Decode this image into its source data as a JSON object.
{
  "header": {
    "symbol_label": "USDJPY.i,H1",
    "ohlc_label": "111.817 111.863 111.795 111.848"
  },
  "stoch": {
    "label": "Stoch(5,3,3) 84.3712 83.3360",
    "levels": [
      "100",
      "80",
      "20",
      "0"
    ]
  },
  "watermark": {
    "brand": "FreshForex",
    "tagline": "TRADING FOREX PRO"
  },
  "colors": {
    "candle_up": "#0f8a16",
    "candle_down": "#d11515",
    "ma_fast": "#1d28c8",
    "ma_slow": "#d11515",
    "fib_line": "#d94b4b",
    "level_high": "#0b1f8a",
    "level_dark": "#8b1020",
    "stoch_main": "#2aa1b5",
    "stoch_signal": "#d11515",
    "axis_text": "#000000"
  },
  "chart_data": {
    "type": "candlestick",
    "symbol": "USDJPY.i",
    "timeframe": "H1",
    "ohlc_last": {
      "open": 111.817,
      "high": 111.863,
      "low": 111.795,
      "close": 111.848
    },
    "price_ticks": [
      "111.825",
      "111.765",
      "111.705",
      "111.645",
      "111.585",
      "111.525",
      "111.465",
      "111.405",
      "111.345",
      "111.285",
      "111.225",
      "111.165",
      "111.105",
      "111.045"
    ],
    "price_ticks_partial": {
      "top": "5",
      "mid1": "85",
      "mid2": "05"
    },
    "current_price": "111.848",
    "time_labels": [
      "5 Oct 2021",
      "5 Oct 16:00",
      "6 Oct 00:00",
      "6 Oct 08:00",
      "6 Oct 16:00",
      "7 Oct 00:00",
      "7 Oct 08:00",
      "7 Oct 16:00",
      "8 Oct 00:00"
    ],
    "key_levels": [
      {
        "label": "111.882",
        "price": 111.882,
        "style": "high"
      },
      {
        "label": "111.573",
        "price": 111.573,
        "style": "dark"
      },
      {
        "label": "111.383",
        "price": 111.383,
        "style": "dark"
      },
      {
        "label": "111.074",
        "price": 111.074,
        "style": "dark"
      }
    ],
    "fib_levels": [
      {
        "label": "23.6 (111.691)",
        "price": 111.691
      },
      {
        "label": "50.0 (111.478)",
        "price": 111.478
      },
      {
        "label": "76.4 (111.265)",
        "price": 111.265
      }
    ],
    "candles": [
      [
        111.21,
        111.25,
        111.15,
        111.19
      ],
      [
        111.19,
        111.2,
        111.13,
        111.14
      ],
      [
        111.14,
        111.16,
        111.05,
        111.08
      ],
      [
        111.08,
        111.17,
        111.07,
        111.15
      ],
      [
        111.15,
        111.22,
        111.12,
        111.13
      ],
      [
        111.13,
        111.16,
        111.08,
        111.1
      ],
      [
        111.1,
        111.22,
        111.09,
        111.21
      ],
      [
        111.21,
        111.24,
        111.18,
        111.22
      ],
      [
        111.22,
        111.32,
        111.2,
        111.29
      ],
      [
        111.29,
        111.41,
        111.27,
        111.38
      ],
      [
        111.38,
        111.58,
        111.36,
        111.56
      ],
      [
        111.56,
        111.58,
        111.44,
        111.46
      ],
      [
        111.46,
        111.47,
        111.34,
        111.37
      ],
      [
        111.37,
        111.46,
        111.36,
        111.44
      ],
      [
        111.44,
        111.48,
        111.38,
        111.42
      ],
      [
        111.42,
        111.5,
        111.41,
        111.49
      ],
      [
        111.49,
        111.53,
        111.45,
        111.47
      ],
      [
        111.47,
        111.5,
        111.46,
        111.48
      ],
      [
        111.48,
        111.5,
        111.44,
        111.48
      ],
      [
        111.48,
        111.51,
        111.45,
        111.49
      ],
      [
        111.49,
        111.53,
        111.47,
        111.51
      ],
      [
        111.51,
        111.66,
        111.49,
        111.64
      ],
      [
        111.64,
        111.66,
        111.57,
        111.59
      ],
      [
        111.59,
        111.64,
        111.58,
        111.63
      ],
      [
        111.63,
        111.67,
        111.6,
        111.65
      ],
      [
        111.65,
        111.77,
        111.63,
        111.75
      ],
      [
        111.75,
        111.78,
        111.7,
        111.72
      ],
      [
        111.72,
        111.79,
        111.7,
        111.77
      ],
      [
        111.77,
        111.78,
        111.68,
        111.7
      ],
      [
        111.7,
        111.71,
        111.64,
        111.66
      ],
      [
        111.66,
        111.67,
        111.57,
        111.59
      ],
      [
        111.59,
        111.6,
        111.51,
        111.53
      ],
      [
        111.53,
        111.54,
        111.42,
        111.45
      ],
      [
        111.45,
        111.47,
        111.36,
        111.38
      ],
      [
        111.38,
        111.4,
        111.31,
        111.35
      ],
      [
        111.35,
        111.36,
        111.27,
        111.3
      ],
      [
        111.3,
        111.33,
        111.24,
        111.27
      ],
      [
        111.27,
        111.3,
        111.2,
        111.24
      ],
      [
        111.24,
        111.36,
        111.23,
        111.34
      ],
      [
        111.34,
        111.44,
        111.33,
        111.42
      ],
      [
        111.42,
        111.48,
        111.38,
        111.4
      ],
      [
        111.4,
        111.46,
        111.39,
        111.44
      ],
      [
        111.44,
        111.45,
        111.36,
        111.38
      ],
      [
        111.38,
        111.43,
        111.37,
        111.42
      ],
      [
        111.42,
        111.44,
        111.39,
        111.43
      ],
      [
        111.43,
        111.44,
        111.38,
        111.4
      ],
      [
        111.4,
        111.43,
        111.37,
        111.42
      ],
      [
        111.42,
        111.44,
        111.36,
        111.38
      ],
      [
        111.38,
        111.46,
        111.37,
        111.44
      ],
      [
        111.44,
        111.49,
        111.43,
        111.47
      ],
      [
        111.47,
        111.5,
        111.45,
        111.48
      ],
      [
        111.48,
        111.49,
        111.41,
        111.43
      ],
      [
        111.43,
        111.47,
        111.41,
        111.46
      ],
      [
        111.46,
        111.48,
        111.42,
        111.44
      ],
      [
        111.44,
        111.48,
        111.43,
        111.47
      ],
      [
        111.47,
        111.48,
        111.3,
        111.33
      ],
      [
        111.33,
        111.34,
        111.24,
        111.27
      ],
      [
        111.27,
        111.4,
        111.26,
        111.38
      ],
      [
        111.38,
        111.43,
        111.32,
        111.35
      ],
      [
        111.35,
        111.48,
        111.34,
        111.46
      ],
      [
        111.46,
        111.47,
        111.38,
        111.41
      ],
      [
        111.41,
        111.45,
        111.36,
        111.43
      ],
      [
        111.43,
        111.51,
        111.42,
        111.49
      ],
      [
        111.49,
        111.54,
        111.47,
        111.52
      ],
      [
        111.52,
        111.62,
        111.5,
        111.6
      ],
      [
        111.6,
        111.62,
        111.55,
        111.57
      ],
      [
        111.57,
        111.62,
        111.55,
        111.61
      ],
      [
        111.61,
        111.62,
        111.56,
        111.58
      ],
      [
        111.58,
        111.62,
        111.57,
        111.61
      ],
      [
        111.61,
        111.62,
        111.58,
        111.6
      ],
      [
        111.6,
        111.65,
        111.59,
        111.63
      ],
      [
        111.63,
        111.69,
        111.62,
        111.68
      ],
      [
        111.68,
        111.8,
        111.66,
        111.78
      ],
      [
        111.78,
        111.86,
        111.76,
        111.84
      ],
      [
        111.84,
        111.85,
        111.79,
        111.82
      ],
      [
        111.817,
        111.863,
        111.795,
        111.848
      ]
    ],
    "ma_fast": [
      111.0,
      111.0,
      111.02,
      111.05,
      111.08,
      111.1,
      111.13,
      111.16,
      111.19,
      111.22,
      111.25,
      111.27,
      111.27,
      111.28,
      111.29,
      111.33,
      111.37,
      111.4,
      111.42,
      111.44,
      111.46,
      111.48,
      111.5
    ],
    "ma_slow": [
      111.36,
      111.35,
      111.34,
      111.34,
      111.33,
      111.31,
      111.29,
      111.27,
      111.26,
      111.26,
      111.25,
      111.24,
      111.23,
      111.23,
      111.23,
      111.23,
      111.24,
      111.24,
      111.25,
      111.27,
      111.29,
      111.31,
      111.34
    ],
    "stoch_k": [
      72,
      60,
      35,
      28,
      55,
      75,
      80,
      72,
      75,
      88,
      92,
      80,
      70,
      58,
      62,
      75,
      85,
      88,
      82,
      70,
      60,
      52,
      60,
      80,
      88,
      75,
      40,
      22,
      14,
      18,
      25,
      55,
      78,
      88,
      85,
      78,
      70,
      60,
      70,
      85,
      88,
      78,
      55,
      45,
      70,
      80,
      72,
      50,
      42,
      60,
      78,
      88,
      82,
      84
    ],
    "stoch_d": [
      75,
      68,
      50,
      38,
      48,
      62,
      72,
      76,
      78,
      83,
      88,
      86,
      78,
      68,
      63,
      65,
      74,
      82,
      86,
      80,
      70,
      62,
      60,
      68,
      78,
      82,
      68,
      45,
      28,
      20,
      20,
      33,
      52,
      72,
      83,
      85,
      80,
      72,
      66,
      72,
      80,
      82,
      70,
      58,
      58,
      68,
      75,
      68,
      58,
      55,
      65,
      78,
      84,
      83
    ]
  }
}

-------

§ What you have to do: Using the material above, report each line where "USDJPY" occurs.

§ The completed task:
    "symbol_label": "USDJPY.i,H1",
    "symbol": "USDJPY.i",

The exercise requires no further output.